**** INFORMATION SHOWN ****

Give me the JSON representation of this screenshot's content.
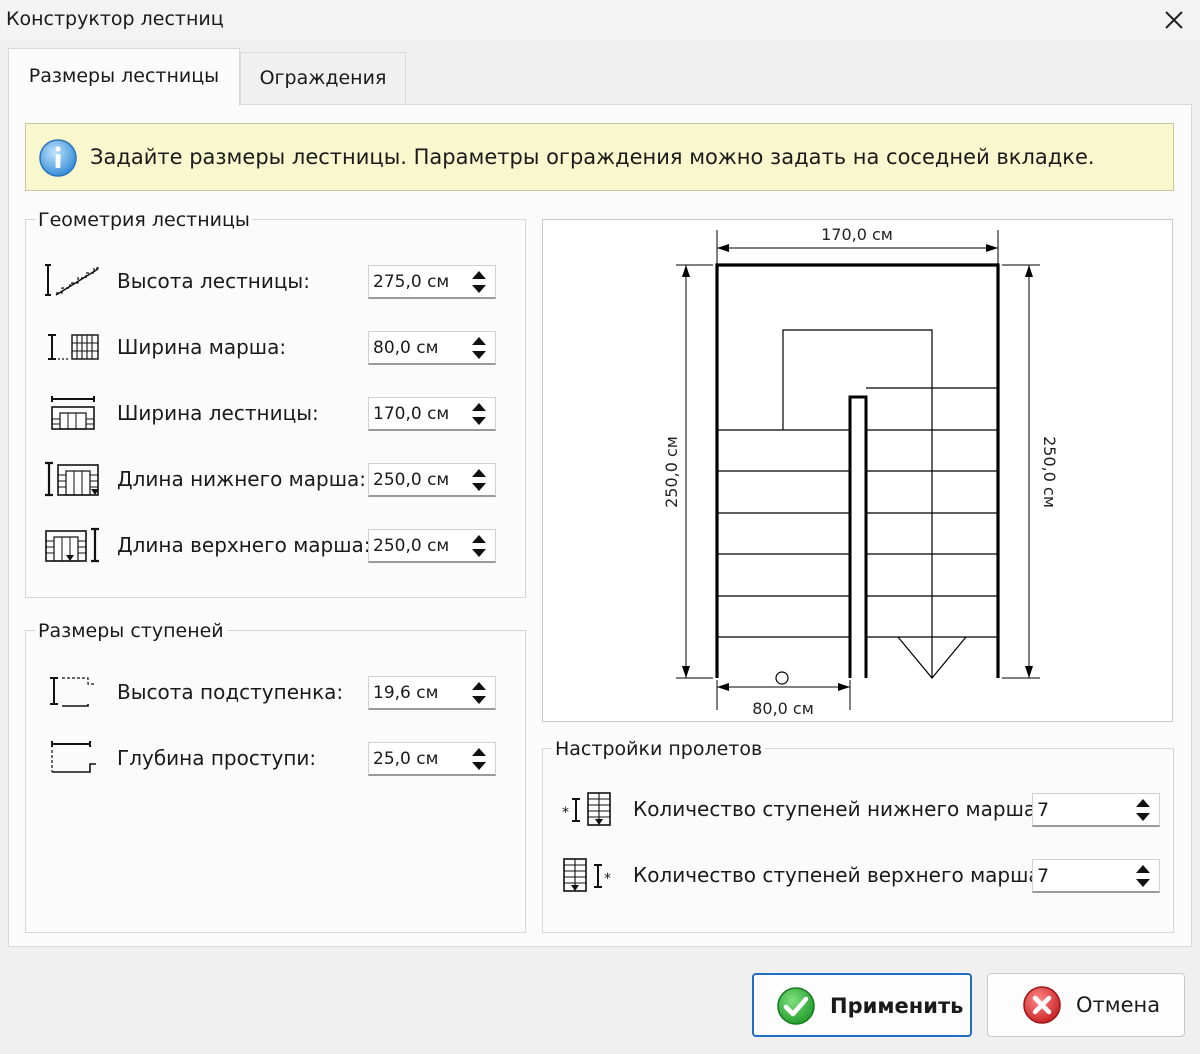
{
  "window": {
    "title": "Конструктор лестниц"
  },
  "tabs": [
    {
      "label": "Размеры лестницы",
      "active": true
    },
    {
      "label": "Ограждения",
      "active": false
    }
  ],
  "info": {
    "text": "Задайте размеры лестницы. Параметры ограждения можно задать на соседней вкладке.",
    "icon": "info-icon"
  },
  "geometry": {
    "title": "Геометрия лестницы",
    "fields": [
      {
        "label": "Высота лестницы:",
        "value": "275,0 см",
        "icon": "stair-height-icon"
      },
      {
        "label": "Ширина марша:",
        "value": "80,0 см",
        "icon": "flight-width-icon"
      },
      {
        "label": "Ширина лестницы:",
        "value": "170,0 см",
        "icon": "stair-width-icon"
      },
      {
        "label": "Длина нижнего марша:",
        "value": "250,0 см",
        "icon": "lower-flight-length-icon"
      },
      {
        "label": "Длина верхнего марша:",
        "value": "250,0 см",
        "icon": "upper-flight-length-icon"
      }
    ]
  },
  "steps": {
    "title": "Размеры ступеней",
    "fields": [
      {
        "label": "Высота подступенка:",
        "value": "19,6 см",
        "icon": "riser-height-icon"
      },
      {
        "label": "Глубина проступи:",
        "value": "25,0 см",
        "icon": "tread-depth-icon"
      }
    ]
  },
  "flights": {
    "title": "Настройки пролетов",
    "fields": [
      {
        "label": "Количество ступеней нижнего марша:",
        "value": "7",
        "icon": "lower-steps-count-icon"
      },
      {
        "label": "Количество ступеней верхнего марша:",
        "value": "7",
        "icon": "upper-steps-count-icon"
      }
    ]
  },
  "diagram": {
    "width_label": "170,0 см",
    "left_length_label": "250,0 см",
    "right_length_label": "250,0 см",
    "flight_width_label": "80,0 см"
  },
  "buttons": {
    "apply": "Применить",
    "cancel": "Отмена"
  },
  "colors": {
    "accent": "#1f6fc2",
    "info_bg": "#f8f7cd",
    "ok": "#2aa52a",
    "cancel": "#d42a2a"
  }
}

****
**** INFORMATION SHOWN ****

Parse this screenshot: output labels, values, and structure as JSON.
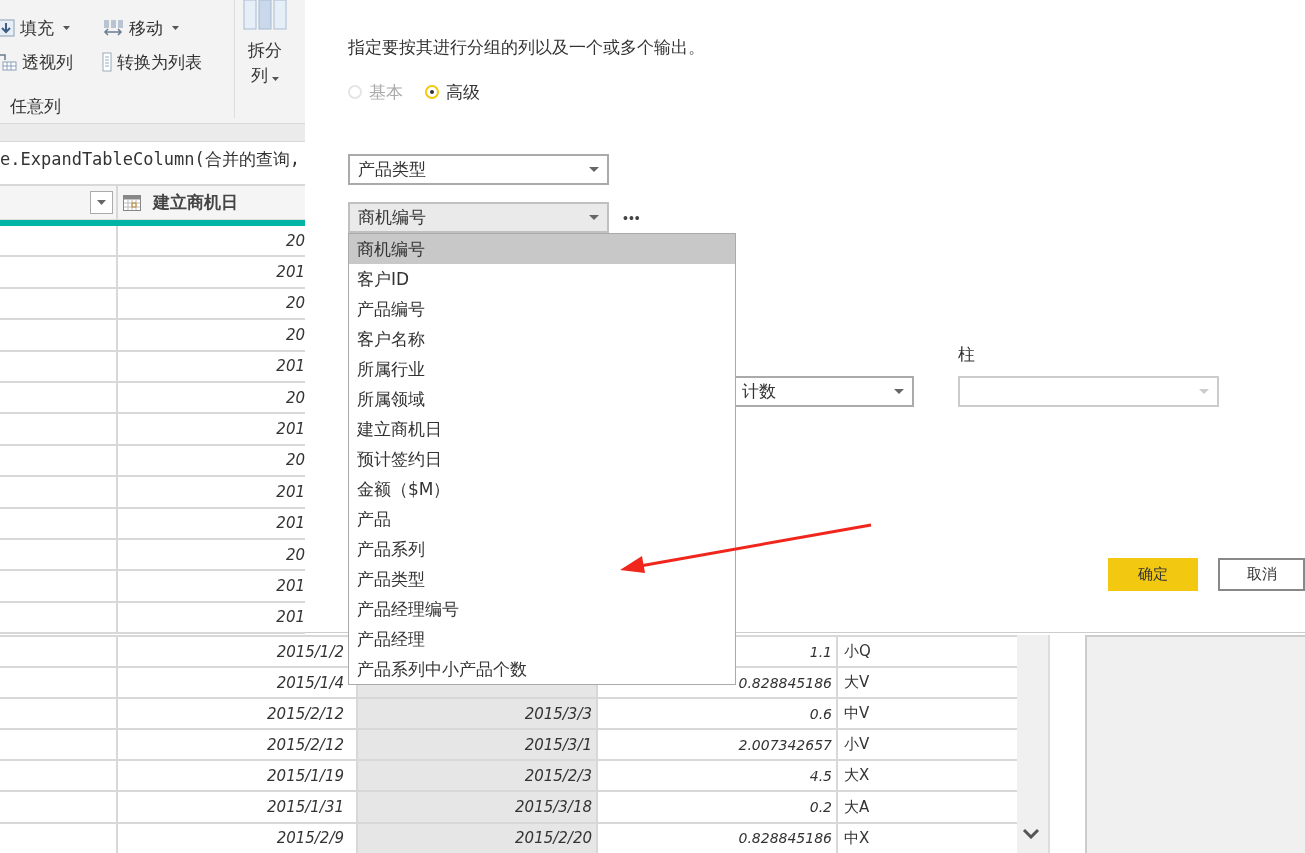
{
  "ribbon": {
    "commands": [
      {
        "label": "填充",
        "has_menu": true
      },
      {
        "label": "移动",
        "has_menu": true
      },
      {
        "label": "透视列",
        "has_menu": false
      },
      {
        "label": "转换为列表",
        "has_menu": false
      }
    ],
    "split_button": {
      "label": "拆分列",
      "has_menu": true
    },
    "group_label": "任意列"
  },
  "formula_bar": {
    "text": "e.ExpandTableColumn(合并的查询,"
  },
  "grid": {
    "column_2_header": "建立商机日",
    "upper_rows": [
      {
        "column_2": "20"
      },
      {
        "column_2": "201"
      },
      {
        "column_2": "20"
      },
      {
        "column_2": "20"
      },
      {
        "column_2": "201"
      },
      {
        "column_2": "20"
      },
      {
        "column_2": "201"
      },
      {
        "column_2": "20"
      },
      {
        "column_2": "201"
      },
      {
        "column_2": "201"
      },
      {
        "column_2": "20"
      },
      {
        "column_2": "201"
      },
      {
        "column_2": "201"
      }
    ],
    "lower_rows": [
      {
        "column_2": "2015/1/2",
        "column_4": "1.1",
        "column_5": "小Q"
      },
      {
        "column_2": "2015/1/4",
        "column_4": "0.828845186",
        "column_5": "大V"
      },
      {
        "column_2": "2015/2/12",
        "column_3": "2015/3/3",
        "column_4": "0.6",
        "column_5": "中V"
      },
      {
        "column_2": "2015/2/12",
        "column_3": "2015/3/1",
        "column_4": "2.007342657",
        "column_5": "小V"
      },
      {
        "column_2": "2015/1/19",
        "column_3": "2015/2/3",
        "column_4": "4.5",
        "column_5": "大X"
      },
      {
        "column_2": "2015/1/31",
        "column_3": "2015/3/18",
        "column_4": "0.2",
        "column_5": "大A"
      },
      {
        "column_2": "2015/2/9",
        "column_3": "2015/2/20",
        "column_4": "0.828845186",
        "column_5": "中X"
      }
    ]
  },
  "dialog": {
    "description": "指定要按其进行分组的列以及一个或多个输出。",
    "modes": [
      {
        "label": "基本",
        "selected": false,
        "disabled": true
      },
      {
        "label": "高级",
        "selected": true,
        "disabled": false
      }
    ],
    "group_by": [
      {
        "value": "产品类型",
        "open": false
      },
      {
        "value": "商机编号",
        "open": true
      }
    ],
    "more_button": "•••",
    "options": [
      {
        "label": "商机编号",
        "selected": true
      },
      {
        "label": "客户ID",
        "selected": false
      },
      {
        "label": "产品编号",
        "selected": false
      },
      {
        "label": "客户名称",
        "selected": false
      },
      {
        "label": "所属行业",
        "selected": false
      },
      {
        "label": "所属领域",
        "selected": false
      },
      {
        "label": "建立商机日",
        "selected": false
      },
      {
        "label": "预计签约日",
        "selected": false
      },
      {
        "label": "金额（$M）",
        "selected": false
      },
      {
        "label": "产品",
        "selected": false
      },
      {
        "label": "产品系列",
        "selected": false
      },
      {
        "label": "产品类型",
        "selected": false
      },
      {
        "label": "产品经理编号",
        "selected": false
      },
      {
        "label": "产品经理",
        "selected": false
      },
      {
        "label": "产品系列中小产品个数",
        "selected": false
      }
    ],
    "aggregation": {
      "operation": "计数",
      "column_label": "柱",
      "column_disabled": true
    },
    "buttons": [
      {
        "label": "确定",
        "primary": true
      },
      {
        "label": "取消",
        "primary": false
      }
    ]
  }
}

****

* **REQUIREMENT**
Go through the material and select each line with the string "this" in it.

* **TASK RESULT**
Give me the JSON representation of this screenshot's content.
Parse this screenshot: output labels, values, and structure as JSON.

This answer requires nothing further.